=== TASK DATA ===
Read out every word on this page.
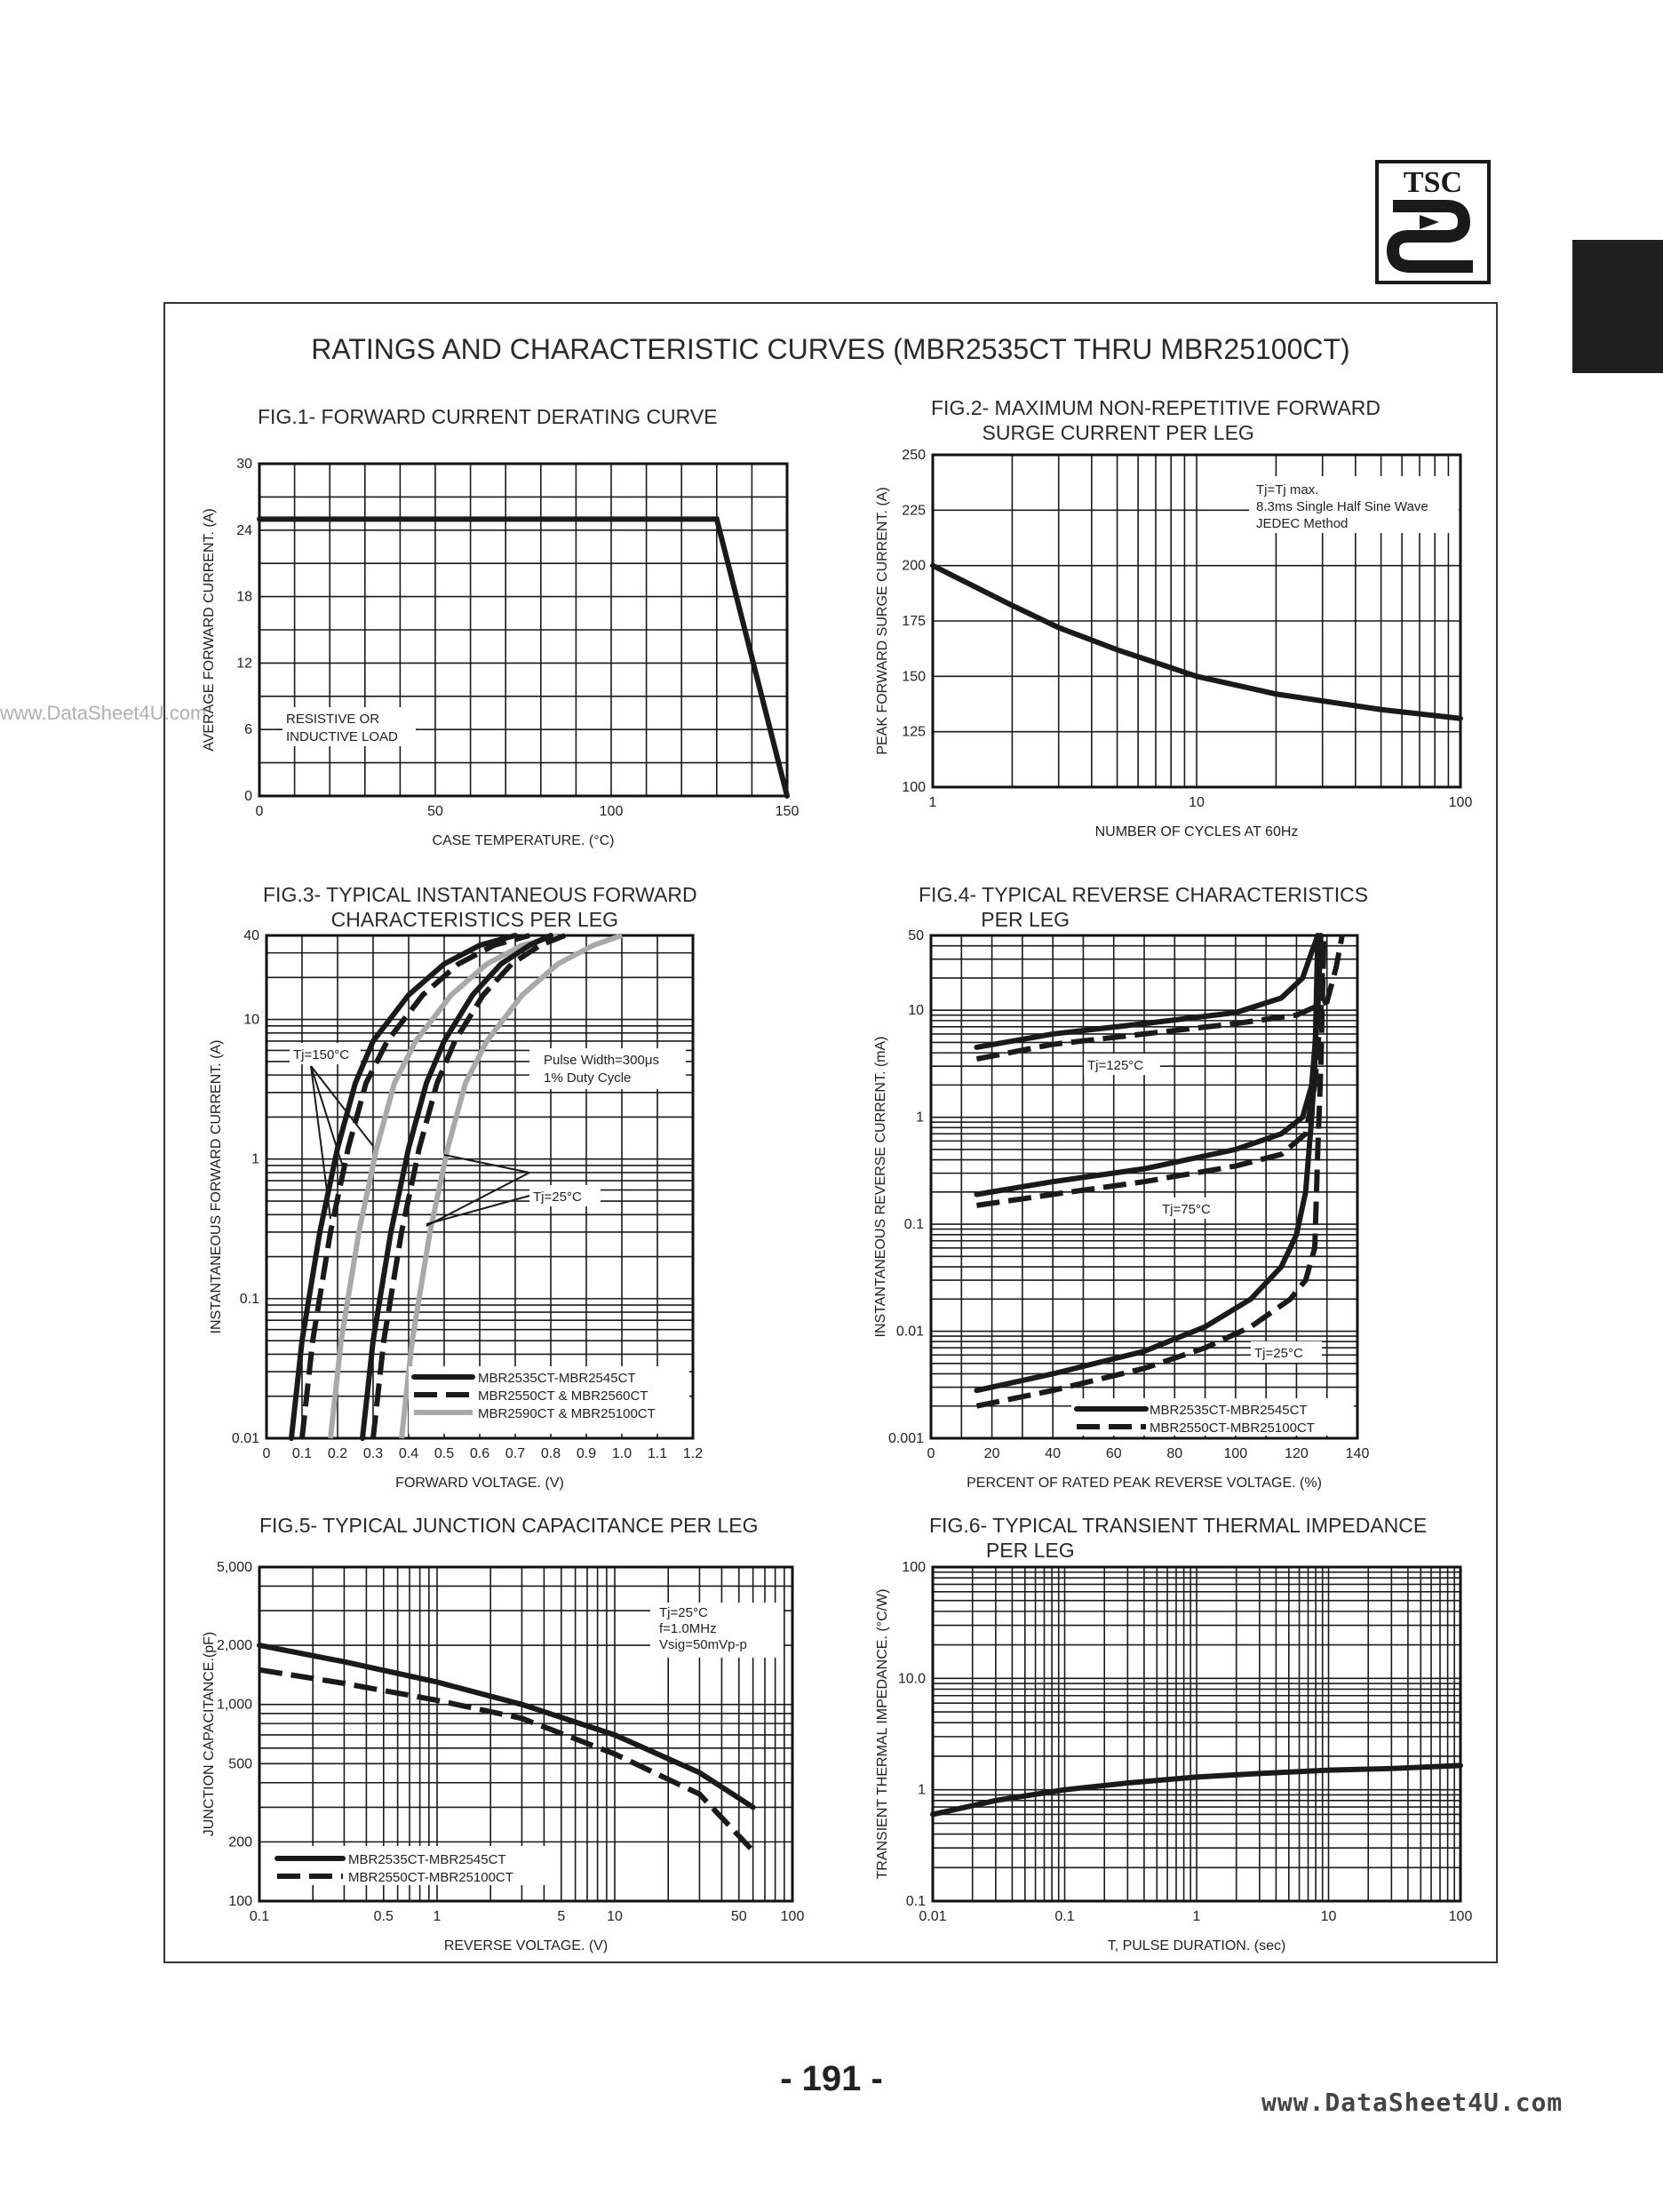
TSC
www.DataSheet4U.com
RATINGS AND CHARACTERISTIC CURVES (MBR2535CT THRU MBR25100CT)
FIG.1- FORWARD CURRENT DERATING CURVE	FIG.2- MAXIMUM NON-REPETITIVE FORWARD
SURGE CURRENT PER LEG
FIG.3- TYPICAL INSTANTANEOUS FORWARD
CHARACTERISTICS PER LEG
FIG.4- TYPICAL REVERSE CHARACTERISTICS
PER LEG
FIG.5- TYPICAL JUNCTION CAPACITANCE PER LEG	FIG.6- TYPICAL TRANSIENT THERMAL IMPEDANCE
PER LEG
0	50	100	150
0
6
12
18
24
30
CASE TEMPERATURE. (°C)
AVERAGE FORWARD CURRENT. (A)
1	10	100
100
125
150
175
200
225
250
NUMBER OF CYCLES AT 60Hz
PEAK FORWARD SURGE CURRENT. (A)
0 0.1 0.2 0.3 0.4 0.5 0.6 0.7 0.8 0.9 1.0 1.1 1.2
0.01
0.1
1
10
40
FORWARD VOLTAGE. (V)
INSTANTANEOUS FORWARD CURRENT. (A)
0	20	40	60	80	100	120	140
0.001
0.01
0.1
1
10
50
PERCENT OF RATED PEAK REVERSE VOLTAGE. (%)
INSTANTANEOUS REVERSE CURRENT. (mA)
0.1	0.5	1	5	10	50 100
100
200
500
1,000
2,000
5,000
REVERSE VOLTAGE. (V)
JUNCTION CAPACITANCE.(pF)
0.01	0.1	1	10	100
0.1
1
10.0
100
T, PULSE DURATION. (sec)
TRANSIENT THERMAL IMPEDANCE. (°C/W)
RESISTIVE OR
INDUCTIVE LOAD
Tj=Tj max.
8.3ms Single Half Sine Wave
JEDEC Method
Tj=150°C	Pulse Width=300μs
1% Duty Cycle
Tj=25°C
MBR2535CT-MBR2545CT
MBR2550CT & MBR2560CT
MBR2590CT & MBR25100CT
Tj=125°C
Tj=75°C
Tj=25°C
MBR2535CT-MBR2545CT
MBR2550CT-MBR25100CT
Tj=25°C
f=1.0MHz
Vsig=50mVp-p
MBR2535CT-MBR2545CT
MBR2550CT-MBR25100CT
- 191 -
www.DataSheet4U.com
===
WHAT TO DO: Repeat all the records above exactly, leaving out any pictures.

WRITTEN SOLUTION:
Read out every word on this page.
TSC
www.DataSheet4U.com
RATINGS AND CHARACTERISTIC CURVES (MBR2535CT THRU MBR25100CT)
FIG.1- FORWARD CURRENT DERATING CURVE	FIG.2- MAXIMUM NON-REPETITIVE FORWARD
SURGE CURRENT PER LEG
FIG.3- TYPICAL INSTANTANEOUS FORWARD
CHARACTERISTICS PER LEG
FIG.4- TYPICAL REVERSE CHARACTERISTICS
PER LEG
FIG.5- TYPICAL JUNCTION CAPACITANCE PER LEG	FIG.6- TYPICAL TRANSIENT THERMAL IMPEDANCE
PER LEG
0	50	100	150
0
6
12
18
24
30
CASE TEMPERATURE. (°C)
AVERAGE FORWARD CURRENT. (A)
1	10	100
100
125
150
175
200
225
250
NUMBER OF CYCLES AT 60Hz
PEAK FORWARD SURGE CURRENT. (A)
0 0.1 0.2 0.3 0.4 0.5 0.6 0.7 0.8 0.9 1.0 1.1 1.2
0.01
0.1
1
10
40
FORWARD VOLTAGE. (V)
INSTANTANEOUS FORWARD CURRENT. (A)
0	20	40	60	80	100	120	140
0.001
0.01
0.1
1
10
50
PERCENT OF RATED PEAK REVERSE VOLTAGE. (%)
INSTANTANEOUS REVERSE CURRENT. (mA)
0.1	0.5	1	5	10	50 100
100
200
500
1,000
2,000
5,000
REVERSE VOLTAGE. (V)
JUNCTION CAPACITANCE.(pF)
0.01	0.1	1	10	100
0.1
1
10.0
100
T, PULSE DURATION. (sec)
TRANSIENT THERMAL IMPEDANCE. (°C/W)
RESISTIVE OR
INDUCTIVE LOAD
Tj=Tj max.
8.3ms Single Half Sine Wave
JEDEC Method
Tj=150°C	Pulse Width=300μs
1% Duty Cycle
Tj=25°C
MBR2535CT-MBR2545CT
MBR2550CT & MBR2560CT
MBR2590CT & MBR25100CT
Tj=125°C
Tj=75°C
Tj=25°C
MBR2535CT-MBR2545CT
MBR2550CT-MBR25100CT
Tj=25°C
f=1.0MHz
Vsig=50mVp-p
MBR2535CT-MBR2545CT
MBR2550CT-MBR25100CT
- 191 -
www.DataSheet4U.com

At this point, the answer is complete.